Exercise goal:
Return the complete listing that follows, with each line reproduced exactly.

* Start *

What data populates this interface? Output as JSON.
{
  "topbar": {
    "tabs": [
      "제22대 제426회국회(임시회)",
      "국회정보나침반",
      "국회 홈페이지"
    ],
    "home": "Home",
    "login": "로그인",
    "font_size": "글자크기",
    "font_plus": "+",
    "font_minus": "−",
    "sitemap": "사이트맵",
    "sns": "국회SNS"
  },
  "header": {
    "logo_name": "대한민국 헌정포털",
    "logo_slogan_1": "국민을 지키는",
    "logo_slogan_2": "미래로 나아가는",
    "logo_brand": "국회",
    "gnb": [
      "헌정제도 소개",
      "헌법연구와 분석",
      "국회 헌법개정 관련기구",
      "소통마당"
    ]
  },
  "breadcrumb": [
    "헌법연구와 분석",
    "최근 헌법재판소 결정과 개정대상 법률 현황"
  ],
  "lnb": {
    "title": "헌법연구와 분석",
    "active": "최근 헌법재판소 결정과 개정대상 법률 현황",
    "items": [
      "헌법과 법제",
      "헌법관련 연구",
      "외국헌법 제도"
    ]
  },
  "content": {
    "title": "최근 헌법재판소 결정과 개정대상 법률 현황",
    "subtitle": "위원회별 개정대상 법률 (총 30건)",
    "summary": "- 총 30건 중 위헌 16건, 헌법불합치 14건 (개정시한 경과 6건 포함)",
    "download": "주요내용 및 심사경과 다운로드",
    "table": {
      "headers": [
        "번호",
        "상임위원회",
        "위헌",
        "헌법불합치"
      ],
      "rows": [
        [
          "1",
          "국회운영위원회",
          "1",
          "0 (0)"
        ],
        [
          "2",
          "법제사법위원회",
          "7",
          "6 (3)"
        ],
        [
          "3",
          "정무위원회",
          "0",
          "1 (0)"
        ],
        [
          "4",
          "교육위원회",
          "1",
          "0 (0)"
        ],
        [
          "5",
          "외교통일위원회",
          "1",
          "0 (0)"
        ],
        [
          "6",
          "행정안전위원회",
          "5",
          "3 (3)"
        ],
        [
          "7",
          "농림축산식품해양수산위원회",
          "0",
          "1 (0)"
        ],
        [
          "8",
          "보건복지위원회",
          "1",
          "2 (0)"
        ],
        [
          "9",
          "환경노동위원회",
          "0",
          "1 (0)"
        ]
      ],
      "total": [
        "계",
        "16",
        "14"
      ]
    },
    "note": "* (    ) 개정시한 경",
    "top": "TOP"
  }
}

* End *

Answer to the task:
What data populates this interface? Output as JSON.
{
  "topbar": {
    "tabs": [
      "제22대 제426회국회(임시회)",
      "국회정보나침반",
      "국회 홈페이지"
    ],
    "home": "Home",
    "login": "로그인",
    "font_size": "글자크기",
    "font_plus": "+",
    "font_minus": "−",
    "sitemap": "사이트맵",
    "sns": "국회SNS"
  },
  "header": {
    "logo_name": "대한민국 헌정포털",
    "logo_slogan_1": "국민을 지키는",
    "logo_slogan_2": "미래로 나아가는",
    "logo_brand": "국회",
    "gnb": [
      "헌정제도 소개",
      "헌법연구와 분석",
      "국회 헌법개정 관련기구",
      "소통마당"
    ]
  },
  "breadcrumb": [
    "헌법연구와 분석",
    "최근 헌법재판소 결정과 개정대상 법률 현황"
  ],
  "lnb": {
    "title": "헌법연구와 분석",
    "active": "최근 헌법재판소 결정과 개정대상 법률 현황",
    "items": [
      "헌법과 법제",
      "헌법관련 연구",
      "외국헌법 제도"
    ]
  },
  "content": {
    "title": "최근 헌법재판소 결정과 개정대상 법률 현황",
    "subtitle": "위원회별 개정대상 법률 (총 30건)",
    "summary": "- 총 30건 중 위헌 16건, 헌법불합치 14건 (개정시한 경과 6건 포함)",
    "download": "주요내용 및 심사경과 다운로드",
    "table": {
      "headers": [
        "번호",
        "상임위원회",
        "위헌",
        "헌법불합치"
      ],
      "rows": [
        [
          "1",
          "국회운영위원회",
          "1",
          "0 (0)"
        ],
        [
          "2",
          "법제사법위원회",
          "7",
          "6 (3)"
        ],
        [
          "3",
          "정무위원회",
          "0",
          "1 (0)"
        ],
        [
          "4",
          "교육위원회",
          "1",
          "0 (0)"
        ],
        [
          "5",
          "외교통일위원회",
          "1",
          "0 (0)"
        ],
        [
          "6",
          "행정안전위원회",
          "5",
          "3 (3)"
        ],
        [
          "7",
          "농림축산식품해양수산위원회",
          "0",
          "1 (0)"
        ],
        [
          "8",
          "보건복지위원회",
          "1",
          "2 (0)"
        ],
        [
          "9",
          "환경노동위원회",
          "0",
          "1 (0)"
        ]
      ],
      "total": [
        "계",
        "16",
        "14"
      ]
    },
    "note": "* (    ) 개정시한 경",
    "top": "TOP"
  }
}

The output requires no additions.